Dataset items:
•••••
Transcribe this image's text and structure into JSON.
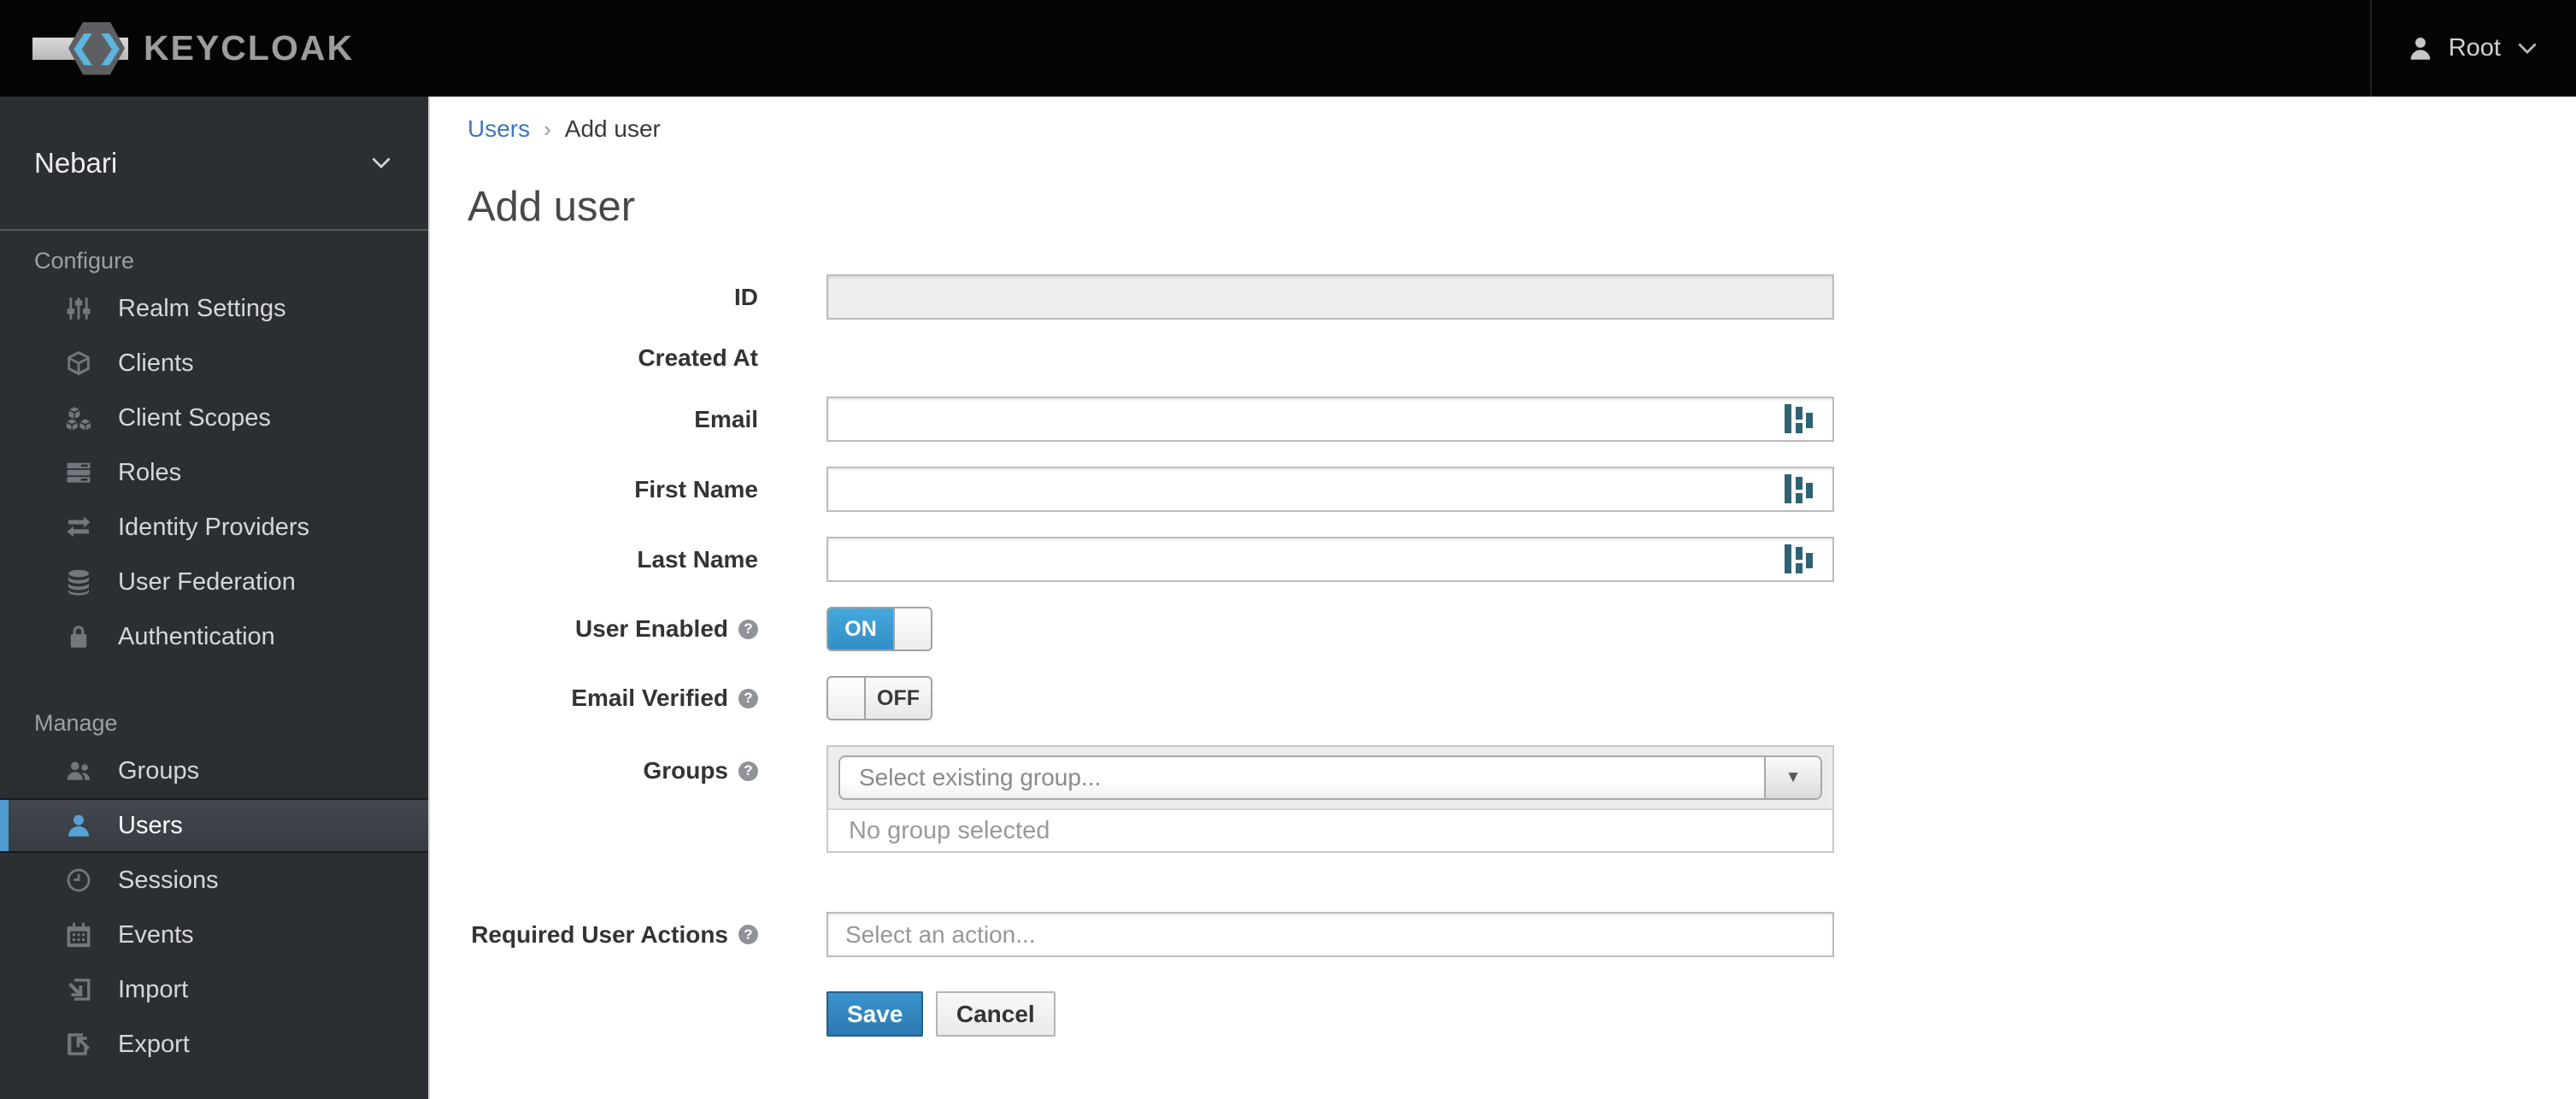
{
  "topbar": {
    "brand": "KEYCLOAK",
    "brand_glyphs": "❮❯",
    "user_label": "Root"
  },
  "sidebar": {
    "realm": "Nebari",
    "sections": [
      {
        "label": "Configure",
        "items": [
          {
            "label": "Realm Settings",
            "icon": "sliders-icon"
          },
          {
            "label": "Clients",
            "icon": "cube-icon"
          },
          {
            "label": "Client Scopes",
            "icon": "cubes-icon"
          },
          {
            "label": "Roles",
            "icon": "list-icon"
          },
          {
            "label": "Identity Providers",
            "icon": "exchange-icon"
          },
          {
            "label": "User Federation",
            "icon": "database-icon"
          },
          {
            "label": "Authentication",
            "icon": "lock-icon"
          }
        ]
      },
      {
        "label": "Manage",
        "items": [
          {
            "label": "Groups",
            "icon": "users-group-icon"
          },
          {
            "label": "Users",
            "icon": "user-icon",
            "selected": true
          },
          {
            "label": "Sessions",
            "icon": "clock-icon"
          },
          {
            "label": "Events",
            "icon": "calendar-icon"
          },
          {
            "label": "Import",
            "icon": "import-icon"
          },
          {
            "label": "Export",
            "icon": "export-icon"
          }
        ]
      }
    ]
  },
  "breadcrumb": {
    "parent": "Users",
    "separator": "›",
    "current": "Add user"
  },
  "main": {
    "title": "Add user",
    "form": {
      "id": {
        "label": "ID",
        "value": ""
      },
      "created_at": {
        "label": "Created At",
        "value": ""
      },
      "email": {
        "label": "Email",
        "value": ""
      },
      "first_name": {
        "label": "First Name",
        "value": ""
      },
      "last_name": {
        "label": "Last Name",
        "value": ""
      },
      "user_enabled": {
        "label": "User Enabled",
        "state": "ON"
      },
      "email_verified": {
        "label": "Email Verified",
        "state": "OFF"
      },
      "groups": {
        "label": "Groups",
        "placeholder": "Select existing group...",
        "empty_text": "No group selected"
      },
      "required_user_actions": {
        "label": "Required User Actions",
        "placeholder": "Select an action..."
      },
      "save_label": "Save",
      "cancel_label": "Cancel"
    }
  },
  "icons": {
    "help_glyph": "?",
    "dropdown_arrow": "▼"
  },
  "colors": {
    "accent_blue": "#3da0d9",
    "link_blue": "#3c78be",
    "sidebar_bg": "#2b2e33",
    "topbar_bg": "#040404",
    "selected_item_bar": "#4f9cd1",
    "save_button": "#2b79af"
  }
}
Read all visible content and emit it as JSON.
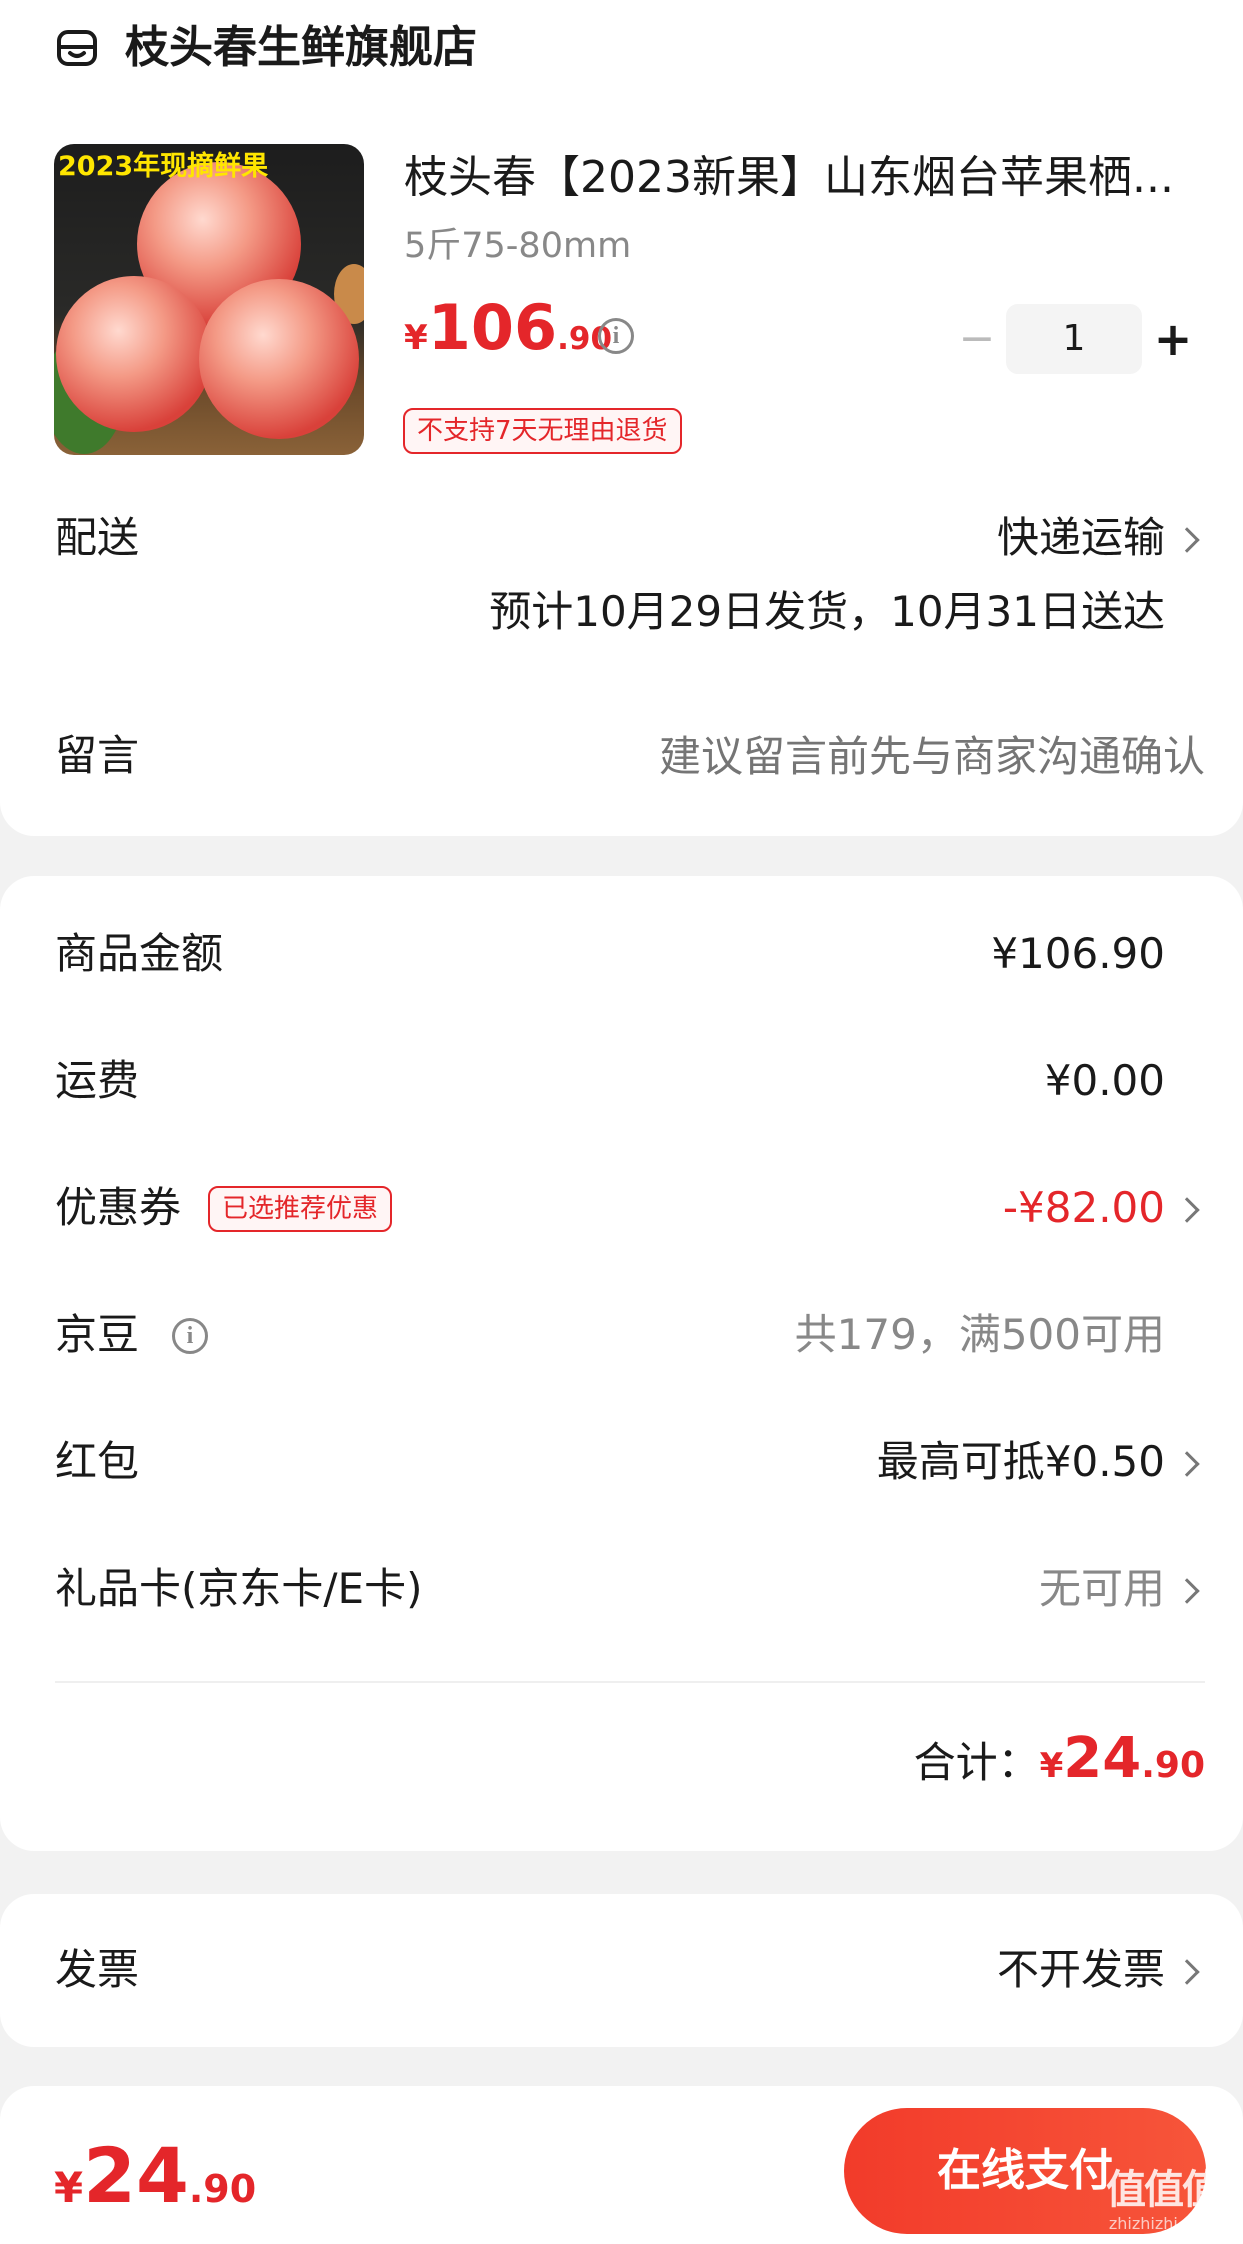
{
  "store": {
    "name": "枝头春生鲜旗舰店",
    "icon": "store-icon"
  },
  "product": {
    "image_caption": "2023年现摘鲜果",
    "title": "枝头春【2023新果】山东烟台苹果栖...",
    "spec": "5斤75-80mm",
    "price_currency": "¥",
    "price_int": "106",
    "price_dec": ".90",
    "quantity": "1",
    "minus": "−",
    "plus": "+",
    "return_tag": "不支持7天无理由退货"
  },
  "delivery": {
    "label": "配送",
    "method": "快递运输",
    "estimate": "预计10月29日发货，10月31日送达"
  },
  "message": {
    "label": "留言",
    "placeholder": "建议留言前先与商家沟通确认"
  },
  "summary": {
    "goods": {
      "label": "商品金额",
      "value": "¥106.90"
    },
    "shipping": {
      "label": "运费",
      "value": "¥0.00"
    },
    "coupon": {
      "label": "优惠券",
      "tag": "已选推荐优惠",
      "value": "-¥82.00"
    },
    "jingdou": {
      "label": "京豆",
      "value": "共179，满500可用"
    },
    "redpacket": {
      "label": "红包",
      "value": "最高可抵¥0.50"
    },
    "giftcard": {
      "label": "礼品卡(京东卡/E卡)",
      "value": "无可用"
    },
    "total_label": "合计：",
    "total_currency": "¥",
    "total_int": "24",
    "total_dec": ".90"
  },
  "invoice": {
    "label": "发票",
    "value": "不开发票"
  },
  "footer": {
    "currency": "¥",
    "amount_int": "24",
    "amount_dec": ".90",
    "pay_button": "在线支付"
  },
  "watermark": {
    "text": "值值值",
    "site": "zhizhizhi.com"
  },
  "colors": {
    "accent": "#e4262a",
    "pay_gradient_start": "#f23b2a",
    "pay_gradient_end": "#f7553a",
    "background": "#f2f2f2"
  }
}
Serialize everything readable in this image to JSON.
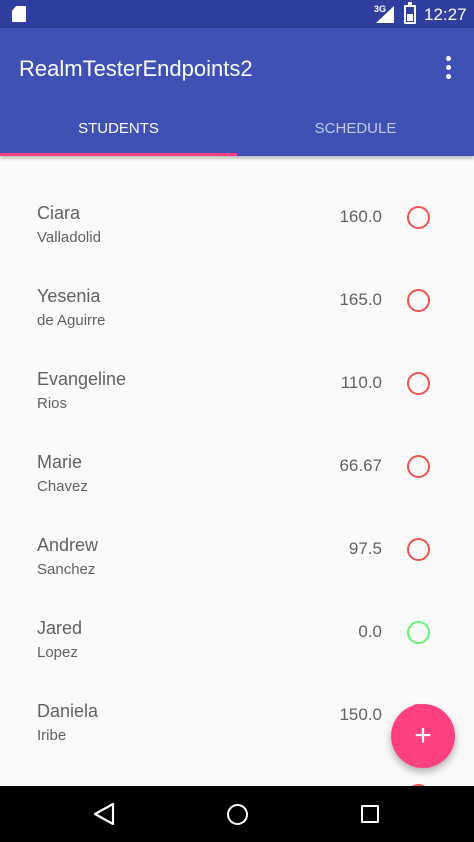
{
  "statusbar": {
    "network": "3G",
    "time": "12:27",
    "icons": [
      "sd-card-icon",
      "signal-icon",
      "battery-icon"
    ]
  },
  "appbar": {
    "title": "RealmTesterEndpoints2",
    "menu_icon": "overflow-menu-icon"
  },
  "tabs": [
    {
      "label": "STUDENTS",
      "active": true
    },
    {
      "label": "SCHEDULE",
      "active": false
    }
  ],
  "students": [
    {
      "first": "Ciara",
      "last": "Valladolid",
      "score": "160.0",
      "status_color": "#ef5350"
    },
    {
      "first": "Yesenia",
      "last": "de Aguirre",
      "score": "165.0",
      "status_color": "#ef5350"
    },
    {
      "first": "Evangeline",
      "last": "Rios",
      "score": "110.0",
      "status_color": "#ef5350"
    },
    {
      "first": "Marie",
      "last": "Chavez",
      "score": "66.67",
      "status_color": "#ef5350"
    },
    {
      "first": "Andrew",
      "last": "Sanchez",
      "score": "97.5",
      "status_color": "#ef5350"
    },
    {
      "first": "Jared",
      "last": "Lopez",
      "score": "0.0",
      "status_color": "#69f07a"
    },
    {
      "first": "Daniela",
      "last": "Iribe",
      "score": "150.0",
      "status_color": "#ef5350"
    }
  ],
  "fab": {
    "label": "+",
    "icon": "add-icon"
  },
  "colors": {
    "primary": "#3f51b5",
    "primary_dark": "#303f9f",
    "accent": "#ff4081"
  }
}
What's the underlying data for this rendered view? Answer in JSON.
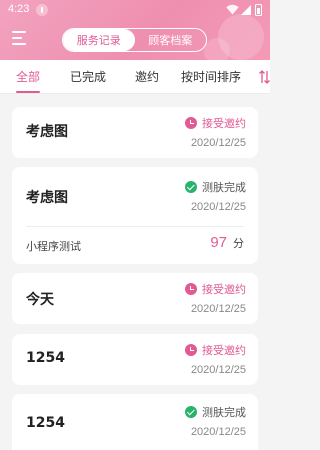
•••••
Would you mind returning each entry above word for word, skipping the images?

Transcribe this image's text and structure into JSON.
{
  "topbar": {
    "brand": "KEYCLOAK",
    "brand_glyphs": "❮❯",
    "user_label": "Root"
  },
  "sidebar": {
    "realm": "Nebari",
    "sections": [
      {
        "label": "Configure",
        "items": [
          {
            "label": "Realm Settings",
            "icon": "sliders-icon"
          },
          {
            "label": "Clients",
            "icon": "cube-icon"
          },
          {
            "label": "Client Scopes",
            "icon": "cubes-icon"
          },
          {
            "label": "Roles",
            "icon": "list-icon"
          },
          {
            "label": "Identity Providers",
            "icon": "exchange-icon"
          },
          {
            "label": "User Federation",
            "icon": "database-icon"
          },
          {
            "label": "Authentication",
            "icon": "lock-icon"
          }
        ]
      },
      {
        "label": "Manage",
        "items": [
          {
            "label": "Groups",
            "icon": "users-group-icon"
          },
          {
            "label": "Users",
            "icon": "user-icon",
            "selected": true
          },
          {
            "label": "Sessions",
            "icon": "clock-icon"
          },
          {
            "label": "Events",
            "icon": "calendar-icon"
          },
          {
            "label": "Import",
            "icon": "import-icon"
          },
          {
            "label": "Export",
            "icon": "export-icon"
          }
        ]
      }
    ]
  },
  "breadcrumb": {
    "parent": "Users",
    "separator": "›",
    "current": "Add user"
  },
  "main": {
    "title": "Add user",
    "form": {
      "id": {
        "label": "ID",
        "value": ""
      },
      "created_at": {
        "label": "Created At",
        "value": ""
      },
      "email": {
        "label": "Email",
        "value": ""
      },
      "first_name": {
        "label": "First Name",
        "value": ""
      },
      "last_name": {
        "label": "Last Name",
        "value": ""
      },
      "user_enabled": {
        "label": "User Enabled",
        "state": "ON"
      },
      "email_verified": {
        "label": "Email Verified",
        "state": "OFF"
      },
      "groups": {
        "label": "Groups",
        "placeholder": "Select existing group...",
        "empty_text": "No group selected"
      },
      "required_user_actions": {
        "label": "Required User Actions",
        "placeholder": "Select an action..."
      },
      "save_label": "Save",
      "cancel_label": "Cancel"
    }
  },
  "icons": {
    "help_glyph": "?",
    "dropdown_arrow": "▼"
  },
  "colors": {
    "accent_blue": "#3da0d9",
    "link_blue": "#3c78be",
    "sidebar_bg": "#2b2e33",
    "topbar_bg": "#040404",
    "selected_item_bar": "#4f9cd1",
    "save_button": "#2b79af"
  }
}
Read all visible content and emit it as JSON.
{
  "store": {
    "name": "枝头春生鲜旗舰店",
    "icon": "store-icon"
  },
  "product": {
    "image_caption": "2023年现摘鲜果",
    "title": "枝头春【2023新果】山东烟台苹果栖...",
    "spec": "5斤75-80mm",
    "price_currency": "¥",
    "price_int": "106",
    "price_dec": ".90",
    "quantity": "1",
    "minus": "−",
    "plus": "+",
    "return_tag": "不支持7天无理由退货"
  },
  "delivery": {
    "label": "配送",
    "method": "快递运输",
    "estimate": "预计10月29日发货，10月31日送达"
  },
  "message": {
    "label": "留言",
    "placeholder": "建议留言前先与商家沟通确认"
  },
  "summary": {
    "goods": {
      "label": "商品金额",
      "value": "¥106.90"
    },
    "shipping": {
      "label": "运费",
      "value": "¥0.00"
    },
    "coupon": {
      "label": "优惠券",
      "tag": "已选推荐优惠",
      "value": "-¥82.00"
    },
    "jingdou": {
      "label": "京豆",
      "value": "共179，满500可用"
    },
    "redpacket": {
      "label": "红包",
      "value": "最高可抵¥0.50"
    },
    "giftcard": {
      "label": "礼品卡(京东卡/E卡)",
      "value": "无可用"
    },
    "total_label": "合计：",
    "total_currency": "¥",
    "total_int": "24",
    "total_dec": ".90"
  },
  "invoice": {
    "label": "发票",
    "value": "不开发票"
  },
  "footer": {
    "currency": "¥",
    "amount_int": "24",
    "amount_dec": ".90",
    "pay_button": "在线支付"
  },
  "watermark": {
    "text": "值值值",
    "site": "zhizhizhi.com"
  },
  "colors": {
    "accent": "#e4262a",
    "pay_gradient_start": "#f23b2a",
    "pay_gradient_end": "#f7553a",
    "background": "#f2f2f2"
  }
}
Serialize everything readable in this image to JSON.
{
  "statusbar": {
    "network": "3G",
    "time": "12:27",
    "icons": [
      "sd-card-icon",
      "signal-icon",
      "battery-icon"
    ]
  },
  "appbar": {
    "title": "RealmTesterEndpoints2",
    "menu_icon": "overflow-menu-icon"
  },
  "tabs": [
    {
      "label": "STUDENTS",
      "active": true
    },
    {
      "label": "SCHEDULE",
      "active": false
    }
  ],
  "students": [
    {
      "first": "Ciara",
      "last": "Valladolid",
      "score": "160.0",
      "status_color": "#ef5350"
    },
    {
      "first": "Yesenia",
      "last": "de Aguirre",
      "score": "165.0",
      "status_color": "#ef5350"
    },
    {
      "first": "Evangeline",
      "last": "Rios",
      "score": "110.0",
      "status_color": "#ef5350"
    },
    {
      "first": "Marie",
      "last": "Chavez",
      "score": "66.67",
      "status_color": "#ef5350"
    },
    {
      "first": "Andrew",
      "last": "Sanchez",
      "score": "97.5",
      "status_color": "#ef5350"
    },
    {
      "first": "Jared",
      "last": "Lopez",
      "score": "0.0",
      "status_color": "#69f07a"
    },
    {
      "first": "Daniela",
      "last": "Iribe",
      "score": "150.0",
      "status_color": "#ef5350"
    }
  ],
  "fab": {
    "label": "+",
    "icon": "add-icon"
  },
  "colors": {
    "primary": "#3f51b5",
    "primary_dark": "#303f9f",
    "accent": "#ff4081"
  }
}
What's the underlying data for this rendered view? Answer in JSON.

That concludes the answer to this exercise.